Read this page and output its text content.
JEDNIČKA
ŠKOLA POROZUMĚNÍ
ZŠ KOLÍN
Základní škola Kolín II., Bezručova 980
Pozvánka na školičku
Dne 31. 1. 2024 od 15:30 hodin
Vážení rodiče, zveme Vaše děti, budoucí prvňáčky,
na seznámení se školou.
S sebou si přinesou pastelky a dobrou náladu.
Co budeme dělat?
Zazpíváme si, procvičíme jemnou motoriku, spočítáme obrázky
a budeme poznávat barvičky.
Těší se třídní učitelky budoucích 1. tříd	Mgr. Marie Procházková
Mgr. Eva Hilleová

WRITTEN PROBLEM: Quote all the records. Keep every word exact.

ANSWER TO THE TASK:
Read this page and output its text content.
JEDNIČKA
ŠKOLA POROZUMĚNÍ
ZŠ KOLÍN
Základní škola Kolín II., Bezručova 980
Pozvánka na školičku
Dne 31. 1. 2024 od 15:30 hodin
Vážení rodiče, zveme Vaše děti, budoucí prvňáčky,
na seznámení se školou.
S sebou si přinesou pastelky a dobrou náladu.
Co budeme dělat?
Zazpíváme si, procvičíme jemnou motoriku, spočítáme obrázky
a budeme poznávat barvičky.
Těší se třídní učitelky budoucích 1. tříd	Mgr. Marie Procházková
Mgr. Eva Hilleová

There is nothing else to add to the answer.